**PROMPT**
Which lines below hold the word "JSON"? Report each one.

**INPUT ROWS**
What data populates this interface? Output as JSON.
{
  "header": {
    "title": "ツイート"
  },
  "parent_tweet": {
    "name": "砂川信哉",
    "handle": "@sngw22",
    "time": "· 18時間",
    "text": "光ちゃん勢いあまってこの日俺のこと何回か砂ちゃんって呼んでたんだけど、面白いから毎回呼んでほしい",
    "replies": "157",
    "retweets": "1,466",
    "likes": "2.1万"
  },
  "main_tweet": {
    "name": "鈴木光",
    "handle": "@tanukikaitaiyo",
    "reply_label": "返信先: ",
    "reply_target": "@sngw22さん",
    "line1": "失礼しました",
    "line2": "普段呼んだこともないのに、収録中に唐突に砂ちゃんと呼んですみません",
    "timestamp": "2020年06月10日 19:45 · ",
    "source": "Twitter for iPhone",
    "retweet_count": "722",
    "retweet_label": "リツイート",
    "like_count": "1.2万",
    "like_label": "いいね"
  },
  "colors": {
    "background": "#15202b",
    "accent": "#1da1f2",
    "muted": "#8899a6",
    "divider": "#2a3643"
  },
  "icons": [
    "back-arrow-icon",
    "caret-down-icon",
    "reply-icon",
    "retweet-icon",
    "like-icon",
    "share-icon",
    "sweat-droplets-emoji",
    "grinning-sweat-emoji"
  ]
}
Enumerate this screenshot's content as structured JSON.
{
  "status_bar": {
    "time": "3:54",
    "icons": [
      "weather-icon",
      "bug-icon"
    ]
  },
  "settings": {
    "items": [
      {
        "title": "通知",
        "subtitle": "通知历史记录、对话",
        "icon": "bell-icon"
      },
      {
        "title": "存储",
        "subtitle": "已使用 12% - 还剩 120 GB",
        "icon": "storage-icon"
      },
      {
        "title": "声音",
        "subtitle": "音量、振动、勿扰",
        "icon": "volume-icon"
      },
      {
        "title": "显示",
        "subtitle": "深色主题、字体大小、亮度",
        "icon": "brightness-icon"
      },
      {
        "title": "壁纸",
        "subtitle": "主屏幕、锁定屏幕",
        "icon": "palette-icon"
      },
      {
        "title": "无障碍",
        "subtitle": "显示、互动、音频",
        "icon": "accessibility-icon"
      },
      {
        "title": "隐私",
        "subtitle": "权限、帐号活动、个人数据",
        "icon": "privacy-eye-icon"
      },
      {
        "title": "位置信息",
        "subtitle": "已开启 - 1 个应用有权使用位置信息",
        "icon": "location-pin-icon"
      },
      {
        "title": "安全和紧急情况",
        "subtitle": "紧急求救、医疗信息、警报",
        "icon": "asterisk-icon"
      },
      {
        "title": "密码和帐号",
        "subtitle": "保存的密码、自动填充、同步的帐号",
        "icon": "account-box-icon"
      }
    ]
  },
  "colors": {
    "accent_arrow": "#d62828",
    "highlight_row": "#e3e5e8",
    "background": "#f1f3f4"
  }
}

**TASK RESULT**
What data populates this interface? Output as JSON.
Enumerate this screenshot's content as structured JSON.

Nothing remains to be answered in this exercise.